**Problem to solve:**
Retype the data below without altering anything.

A run of records:
------------

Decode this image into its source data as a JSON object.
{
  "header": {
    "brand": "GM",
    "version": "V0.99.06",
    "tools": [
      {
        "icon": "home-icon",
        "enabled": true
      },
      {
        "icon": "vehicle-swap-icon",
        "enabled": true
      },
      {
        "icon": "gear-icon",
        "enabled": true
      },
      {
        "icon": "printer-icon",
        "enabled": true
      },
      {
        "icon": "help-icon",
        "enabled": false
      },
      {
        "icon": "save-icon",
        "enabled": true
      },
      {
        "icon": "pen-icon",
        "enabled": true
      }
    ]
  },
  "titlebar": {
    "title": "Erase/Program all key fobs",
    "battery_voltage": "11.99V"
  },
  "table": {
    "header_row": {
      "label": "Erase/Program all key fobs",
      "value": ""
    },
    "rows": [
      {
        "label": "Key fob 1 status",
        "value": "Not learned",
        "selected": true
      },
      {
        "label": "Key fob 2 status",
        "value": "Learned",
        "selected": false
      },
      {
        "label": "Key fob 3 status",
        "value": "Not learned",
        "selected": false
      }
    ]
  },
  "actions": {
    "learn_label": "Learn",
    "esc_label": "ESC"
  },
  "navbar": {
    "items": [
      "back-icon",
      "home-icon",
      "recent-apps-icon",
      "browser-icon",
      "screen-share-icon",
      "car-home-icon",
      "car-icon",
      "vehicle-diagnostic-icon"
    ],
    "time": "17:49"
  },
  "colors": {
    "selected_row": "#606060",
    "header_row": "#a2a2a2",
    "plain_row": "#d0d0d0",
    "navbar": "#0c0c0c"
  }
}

------------

**Result for this task:**
Decode this image into its source data as a JSON object.
{
  "header": {
    "brand": "GM",
    "version": "V0.99.06",
    "tools": [
      {
        "icon": "home-icon",
        "enabled": true
      },
      {
        "icon": "vehicle-swap-icon",
        "enabled": true
      },
      {
        "icon": "gear-icon",
        "enabled": true
      },
      {
        "icon": "printer-icon",
        "enabled": true
      },
      {
        "icon": "help-icon",
        "enabled": false
      },
      {
        "icon": "save-icon",
        "enabled": true
      },
      {
        "icon": "pen-icon",
        "enabled": true
      }
    ]
  },
  "titlebar": {
    "title": "Erase/Program all key fobs",
    "battery_voltage": "11.99V"
  },
  "table": {
    "header_row": {
      "label": "Erase/Program all key fobs",
      "value": ""
    },
    "rows": [
      {
        "label": "Key fob 1 status",
        "value": "Not learned",
        "selected": true
      },
      {
        "label": "Key fob 2 status",
        "value": "Learned",
        "selected": false
      },
      {
        "label": "Key fob 3 status",
        "value": "Not learned",
        "selected": false
      }
    ]
  },
  "actions": {
    "learn_label": "Learn",
    "esc_label": "ESC"
  },
  "navbar": {
    "items": [
      "back-icon",
      "home-icon",
      "recent-apps-icon",
      "browser-icon",
      "screen-share-icon",
      "car-home-icon",
      "car-icon",
      "vehicle-diagnostic-icon"
    ],
    "time": "17:49"
  },
  "colors": {
    "selected_row": "#606060",
    "header_row": "#a2a2a2",
    "plain_row": "#d0d0d0",
    "navbar": "#0c0c0c"
  }
}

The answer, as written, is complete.